▸ DIRECTION: Please print the items word for word, starting with the very first line and stopping after the line that contains "gift-box-icon <box>201 217 249 265</box>".

........

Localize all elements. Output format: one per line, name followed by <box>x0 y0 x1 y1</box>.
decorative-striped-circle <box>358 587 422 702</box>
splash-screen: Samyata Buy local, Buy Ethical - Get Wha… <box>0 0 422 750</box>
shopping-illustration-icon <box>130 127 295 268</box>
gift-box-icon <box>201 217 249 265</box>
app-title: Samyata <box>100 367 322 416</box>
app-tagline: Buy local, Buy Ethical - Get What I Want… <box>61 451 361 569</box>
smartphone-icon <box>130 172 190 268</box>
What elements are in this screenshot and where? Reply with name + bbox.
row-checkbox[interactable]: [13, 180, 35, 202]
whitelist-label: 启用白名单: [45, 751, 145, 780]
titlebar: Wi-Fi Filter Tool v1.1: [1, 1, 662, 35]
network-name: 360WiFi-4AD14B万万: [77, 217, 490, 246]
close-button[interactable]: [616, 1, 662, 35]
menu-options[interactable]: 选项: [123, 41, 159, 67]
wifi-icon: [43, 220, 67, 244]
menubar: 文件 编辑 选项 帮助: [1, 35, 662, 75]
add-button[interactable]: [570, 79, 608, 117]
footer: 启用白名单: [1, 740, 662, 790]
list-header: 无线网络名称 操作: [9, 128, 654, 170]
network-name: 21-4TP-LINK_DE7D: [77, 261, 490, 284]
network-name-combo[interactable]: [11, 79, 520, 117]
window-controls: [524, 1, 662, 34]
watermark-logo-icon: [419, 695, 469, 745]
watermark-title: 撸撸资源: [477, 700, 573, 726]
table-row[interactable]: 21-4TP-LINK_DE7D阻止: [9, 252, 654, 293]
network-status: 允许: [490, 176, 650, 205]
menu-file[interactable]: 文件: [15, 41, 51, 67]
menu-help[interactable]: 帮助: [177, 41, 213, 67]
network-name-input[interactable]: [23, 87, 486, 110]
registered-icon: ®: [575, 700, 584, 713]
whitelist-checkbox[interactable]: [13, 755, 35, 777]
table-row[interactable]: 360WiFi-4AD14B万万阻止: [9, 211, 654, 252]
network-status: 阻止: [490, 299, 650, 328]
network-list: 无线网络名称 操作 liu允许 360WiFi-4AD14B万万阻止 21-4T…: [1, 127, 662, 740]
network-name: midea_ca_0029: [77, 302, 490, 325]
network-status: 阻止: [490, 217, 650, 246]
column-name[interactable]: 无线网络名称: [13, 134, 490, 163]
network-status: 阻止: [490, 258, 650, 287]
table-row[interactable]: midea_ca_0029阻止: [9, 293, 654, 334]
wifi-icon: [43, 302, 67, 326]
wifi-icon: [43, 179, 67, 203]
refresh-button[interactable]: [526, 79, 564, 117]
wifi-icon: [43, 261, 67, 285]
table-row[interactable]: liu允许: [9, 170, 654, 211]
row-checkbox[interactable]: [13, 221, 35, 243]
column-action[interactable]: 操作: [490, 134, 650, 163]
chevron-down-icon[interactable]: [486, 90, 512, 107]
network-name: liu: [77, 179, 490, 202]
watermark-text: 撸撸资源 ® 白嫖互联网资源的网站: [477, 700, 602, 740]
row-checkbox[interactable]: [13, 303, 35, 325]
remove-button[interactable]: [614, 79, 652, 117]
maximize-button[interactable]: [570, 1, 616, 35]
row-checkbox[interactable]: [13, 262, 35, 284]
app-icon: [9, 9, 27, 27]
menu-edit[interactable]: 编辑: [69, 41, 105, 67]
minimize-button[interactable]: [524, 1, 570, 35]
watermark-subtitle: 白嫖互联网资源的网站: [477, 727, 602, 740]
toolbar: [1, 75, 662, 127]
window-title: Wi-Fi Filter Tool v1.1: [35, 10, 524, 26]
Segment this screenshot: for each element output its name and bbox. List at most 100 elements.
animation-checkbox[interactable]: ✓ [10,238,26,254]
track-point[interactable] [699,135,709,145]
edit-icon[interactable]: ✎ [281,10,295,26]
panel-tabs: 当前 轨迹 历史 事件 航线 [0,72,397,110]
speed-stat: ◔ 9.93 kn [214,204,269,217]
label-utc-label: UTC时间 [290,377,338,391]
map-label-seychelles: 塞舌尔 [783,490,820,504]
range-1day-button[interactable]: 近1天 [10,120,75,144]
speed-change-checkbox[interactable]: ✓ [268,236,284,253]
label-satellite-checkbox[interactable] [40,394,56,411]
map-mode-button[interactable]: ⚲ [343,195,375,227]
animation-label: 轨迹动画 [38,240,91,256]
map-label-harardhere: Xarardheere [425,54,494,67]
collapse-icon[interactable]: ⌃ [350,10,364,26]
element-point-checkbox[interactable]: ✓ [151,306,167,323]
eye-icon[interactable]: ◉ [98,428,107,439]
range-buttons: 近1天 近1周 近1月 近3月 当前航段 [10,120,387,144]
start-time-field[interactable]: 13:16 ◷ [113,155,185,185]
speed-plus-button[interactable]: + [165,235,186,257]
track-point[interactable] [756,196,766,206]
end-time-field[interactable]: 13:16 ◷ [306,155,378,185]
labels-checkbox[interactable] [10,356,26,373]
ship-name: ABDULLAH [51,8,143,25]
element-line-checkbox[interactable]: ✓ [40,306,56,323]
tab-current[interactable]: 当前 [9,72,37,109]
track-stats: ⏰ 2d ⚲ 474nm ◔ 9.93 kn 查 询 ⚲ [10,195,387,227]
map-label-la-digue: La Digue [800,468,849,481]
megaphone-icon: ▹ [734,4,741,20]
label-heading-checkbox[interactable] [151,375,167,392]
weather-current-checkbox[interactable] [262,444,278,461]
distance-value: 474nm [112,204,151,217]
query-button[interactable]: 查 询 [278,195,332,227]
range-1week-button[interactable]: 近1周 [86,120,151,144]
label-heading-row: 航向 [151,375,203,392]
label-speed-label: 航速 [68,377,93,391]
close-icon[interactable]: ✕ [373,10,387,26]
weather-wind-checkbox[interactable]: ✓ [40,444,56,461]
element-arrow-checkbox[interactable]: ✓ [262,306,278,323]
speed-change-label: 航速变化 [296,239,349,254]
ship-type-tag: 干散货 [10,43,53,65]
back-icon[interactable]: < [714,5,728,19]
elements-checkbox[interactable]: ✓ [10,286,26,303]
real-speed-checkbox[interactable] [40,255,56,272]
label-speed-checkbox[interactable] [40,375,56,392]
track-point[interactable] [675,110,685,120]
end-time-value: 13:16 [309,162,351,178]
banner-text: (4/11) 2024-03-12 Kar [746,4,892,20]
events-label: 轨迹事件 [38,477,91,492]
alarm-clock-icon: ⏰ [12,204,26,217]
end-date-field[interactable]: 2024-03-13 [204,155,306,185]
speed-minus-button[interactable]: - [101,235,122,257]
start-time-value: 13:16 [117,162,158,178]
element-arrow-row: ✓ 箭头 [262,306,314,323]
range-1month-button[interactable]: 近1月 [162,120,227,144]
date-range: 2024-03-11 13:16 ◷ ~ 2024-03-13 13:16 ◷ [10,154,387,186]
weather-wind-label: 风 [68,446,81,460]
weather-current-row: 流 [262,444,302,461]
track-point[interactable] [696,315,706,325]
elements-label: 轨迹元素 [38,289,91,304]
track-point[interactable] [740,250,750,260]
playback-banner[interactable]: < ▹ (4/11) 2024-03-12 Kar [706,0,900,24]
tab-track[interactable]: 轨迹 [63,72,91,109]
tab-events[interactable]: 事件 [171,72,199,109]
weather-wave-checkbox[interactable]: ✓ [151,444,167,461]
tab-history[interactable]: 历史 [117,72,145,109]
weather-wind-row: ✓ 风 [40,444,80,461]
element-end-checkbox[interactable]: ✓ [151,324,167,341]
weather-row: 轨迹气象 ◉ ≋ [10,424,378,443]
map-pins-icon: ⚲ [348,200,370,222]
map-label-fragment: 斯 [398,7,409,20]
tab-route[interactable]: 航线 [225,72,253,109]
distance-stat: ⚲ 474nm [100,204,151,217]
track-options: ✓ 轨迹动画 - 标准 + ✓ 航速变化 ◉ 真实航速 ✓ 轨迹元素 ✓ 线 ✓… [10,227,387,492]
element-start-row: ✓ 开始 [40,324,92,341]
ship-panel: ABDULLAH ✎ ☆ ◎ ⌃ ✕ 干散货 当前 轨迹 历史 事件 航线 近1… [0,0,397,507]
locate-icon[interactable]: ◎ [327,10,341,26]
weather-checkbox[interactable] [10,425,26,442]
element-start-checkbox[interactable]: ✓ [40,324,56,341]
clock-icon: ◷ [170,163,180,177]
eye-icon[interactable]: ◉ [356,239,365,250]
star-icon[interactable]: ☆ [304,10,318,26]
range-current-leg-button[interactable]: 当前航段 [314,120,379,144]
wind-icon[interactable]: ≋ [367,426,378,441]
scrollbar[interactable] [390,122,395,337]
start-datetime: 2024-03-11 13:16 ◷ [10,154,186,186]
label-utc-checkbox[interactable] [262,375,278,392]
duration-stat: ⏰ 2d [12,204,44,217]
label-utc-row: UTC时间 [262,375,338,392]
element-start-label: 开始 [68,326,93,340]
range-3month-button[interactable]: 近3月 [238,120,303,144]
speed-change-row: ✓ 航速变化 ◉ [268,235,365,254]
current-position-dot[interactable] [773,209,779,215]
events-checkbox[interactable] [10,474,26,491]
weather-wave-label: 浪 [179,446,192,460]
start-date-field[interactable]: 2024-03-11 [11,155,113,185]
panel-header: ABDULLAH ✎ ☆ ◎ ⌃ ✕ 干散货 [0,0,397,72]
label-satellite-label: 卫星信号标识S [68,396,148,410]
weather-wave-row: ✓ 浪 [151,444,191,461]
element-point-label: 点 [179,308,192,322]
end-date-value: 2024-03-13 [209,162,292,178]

........

▸ EXPECTED ANSWER:
Localize all elements. Output format: one per line, name followed by <box>x0 y0 x1 y1</box>.
decorative-striped-circle <box>358 587 422 702</box>
splash-screen: Samyata Buy local, Buy Ethical - Get Wha… <box>0 0 422 750</box>
shopping-illustration-icon <box>130 127 295 268</box>
gift-box-icon <box>201 217 249 265</box>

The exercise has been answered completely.